SHORT EXERCISE: Count the lines below that contain the word "document". Give only the number.

RECORD EXTRACTS:

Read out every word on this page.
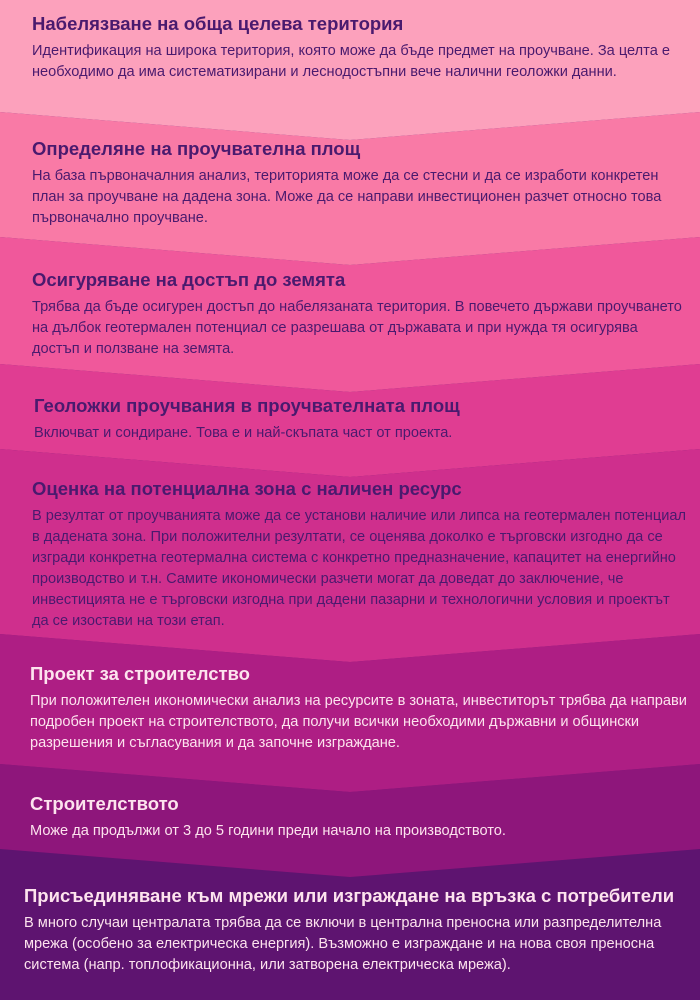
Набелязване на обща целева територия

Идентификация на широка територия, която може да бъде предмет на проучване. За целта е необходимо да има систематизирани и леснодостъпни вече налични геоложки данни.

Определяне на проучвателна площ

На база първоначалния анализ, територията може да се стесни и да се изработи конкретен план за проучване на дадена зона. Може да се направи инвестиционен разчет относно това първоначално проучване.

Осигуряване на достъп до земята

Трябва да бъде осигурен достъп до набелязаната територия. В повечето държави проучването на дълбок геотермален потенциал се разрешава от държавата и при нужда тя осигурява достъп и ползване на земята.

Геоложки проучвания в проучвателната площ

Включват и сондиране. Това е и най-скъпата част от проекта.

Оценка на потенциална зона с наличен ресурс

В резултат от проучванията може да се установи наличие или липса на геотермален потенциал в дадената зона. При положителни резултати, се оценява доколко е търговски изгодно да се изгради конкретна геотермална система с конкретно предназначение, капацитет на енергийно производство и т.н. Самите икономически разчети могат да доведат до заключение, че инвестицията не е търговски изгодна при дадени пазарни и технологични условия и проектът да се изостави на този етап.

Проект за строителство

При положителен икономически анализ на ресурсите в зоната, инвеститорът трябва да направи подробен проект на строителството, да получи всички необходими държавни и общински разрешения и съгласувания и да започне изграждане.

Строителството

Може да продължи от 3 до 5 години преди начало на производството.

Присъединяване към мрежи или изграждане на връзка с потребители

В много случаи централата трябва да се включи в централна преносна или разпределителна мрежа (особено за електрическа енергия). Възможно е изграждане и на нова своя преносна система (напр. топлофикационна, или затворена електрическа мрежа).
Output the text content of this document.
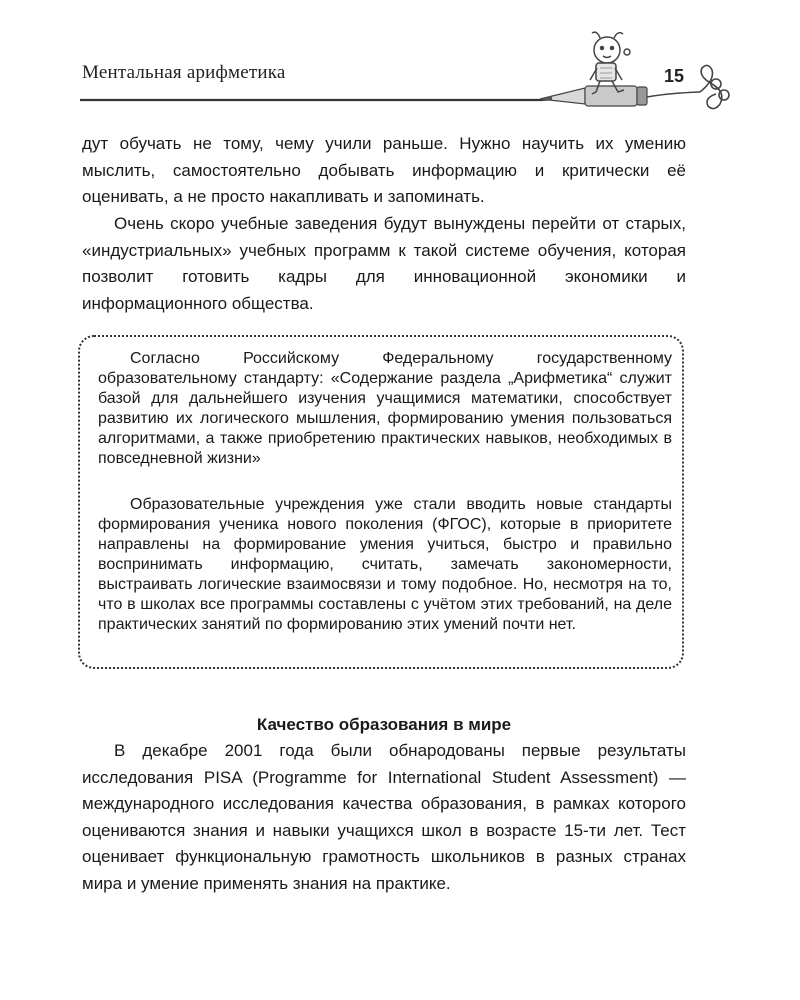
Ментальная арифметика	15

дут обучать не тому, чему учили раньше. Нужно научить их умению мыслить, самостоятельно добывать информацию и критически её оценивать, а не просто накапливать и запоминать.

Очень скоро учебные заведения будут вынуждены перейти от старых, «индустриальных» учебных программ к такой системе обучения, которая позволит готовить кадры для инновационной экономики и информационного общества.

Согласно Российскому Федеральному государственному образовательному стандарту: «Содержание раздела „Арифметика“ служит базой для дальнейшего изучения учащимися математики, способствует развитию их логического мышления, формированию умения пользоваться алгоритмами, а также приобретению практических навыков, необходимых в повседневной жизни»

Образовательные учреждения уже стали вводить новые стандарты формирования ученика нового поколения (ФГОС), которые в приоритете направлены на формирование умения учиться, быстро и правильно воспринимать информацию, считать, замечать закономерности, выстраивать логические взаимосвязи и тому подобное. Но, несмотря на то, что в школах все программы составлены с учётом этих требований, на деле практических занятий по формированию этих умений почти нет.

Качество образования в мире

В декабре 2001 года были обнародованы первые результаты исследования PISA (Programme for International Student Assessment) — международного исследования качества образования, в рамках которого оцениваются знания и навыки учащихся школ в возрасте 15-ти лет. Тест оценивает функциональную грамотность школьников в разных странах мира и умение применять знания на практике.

--

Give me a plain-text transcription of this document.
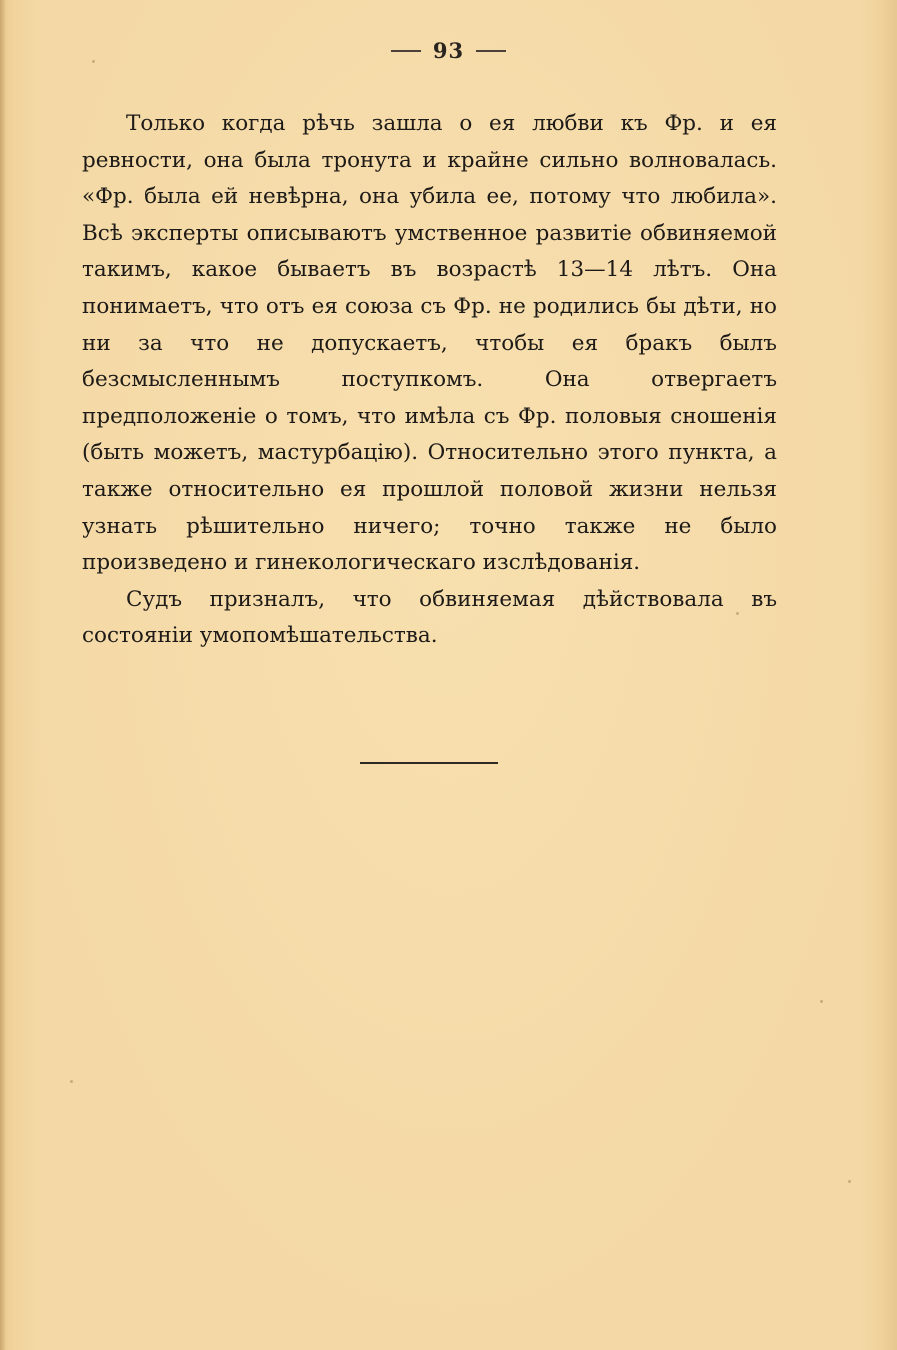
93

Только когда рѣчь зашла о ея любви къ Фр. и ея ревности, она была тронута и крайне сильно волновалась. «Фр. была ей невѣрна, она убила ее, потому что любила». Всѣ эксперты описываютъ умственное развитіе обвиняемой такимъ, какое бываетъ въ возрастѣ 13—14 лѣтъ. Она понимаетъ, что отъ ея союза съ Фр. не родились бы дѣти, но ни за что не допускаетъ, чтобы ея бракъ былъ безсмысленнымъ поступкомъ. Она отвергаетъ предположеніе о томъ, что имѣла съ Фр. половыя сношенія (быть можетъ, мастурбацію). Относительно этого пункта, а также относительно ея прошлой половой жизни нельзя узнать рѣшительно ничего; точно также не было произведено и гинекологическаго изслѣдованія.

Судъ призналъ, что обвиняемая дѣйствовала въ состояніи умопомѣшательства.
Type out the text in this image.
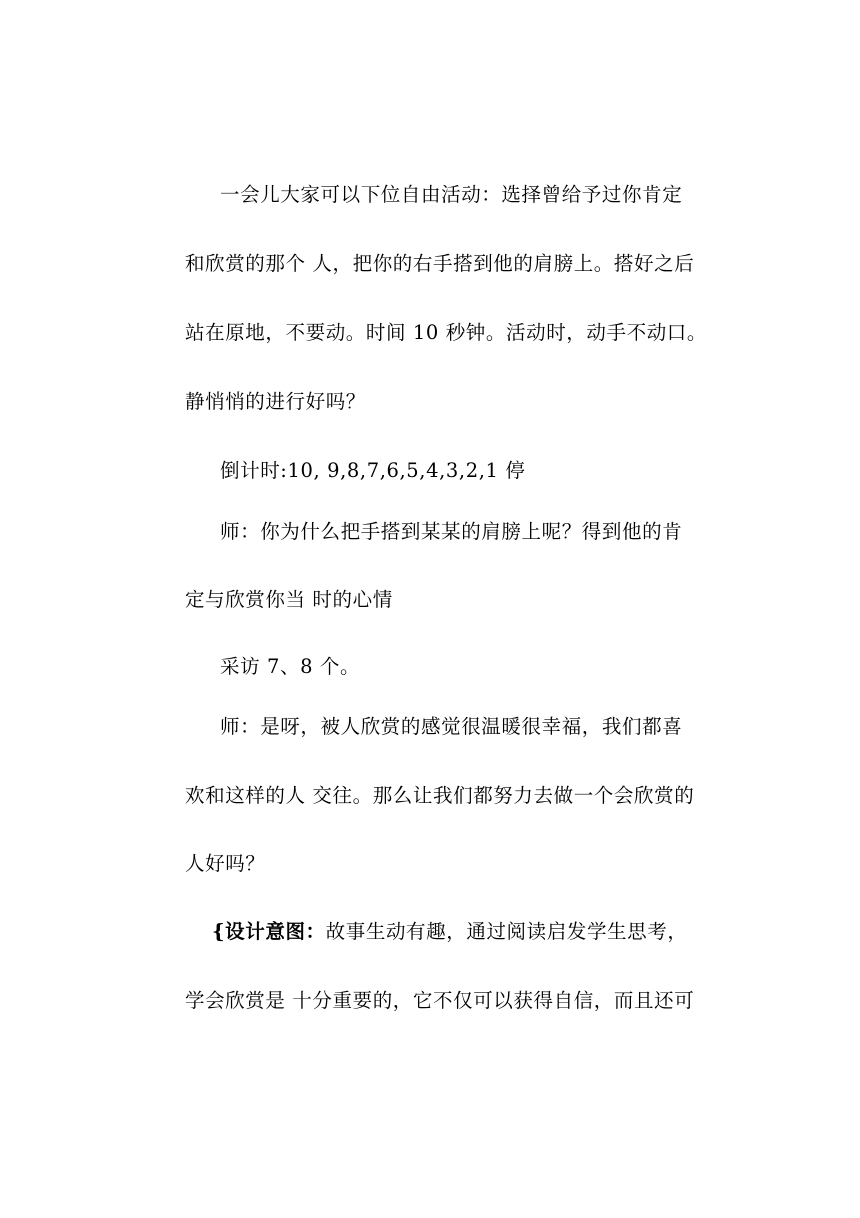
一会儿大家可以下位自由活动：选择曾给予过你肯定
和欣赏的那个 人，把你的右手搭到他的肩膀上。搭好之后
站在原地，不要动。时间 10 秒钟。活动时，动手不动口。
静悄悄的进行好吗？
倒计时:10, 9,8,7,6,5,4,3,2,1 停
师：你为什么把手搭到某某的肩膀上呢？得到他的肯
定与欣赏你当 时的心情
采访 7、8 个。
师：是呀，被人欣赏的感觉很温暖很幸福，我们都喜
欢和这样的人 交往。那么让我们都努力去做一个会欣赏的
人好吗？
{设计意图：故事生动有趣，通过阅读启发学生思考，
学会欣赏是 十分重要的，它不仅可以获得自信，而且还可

ANSWER TO THIS EXERCISE: 2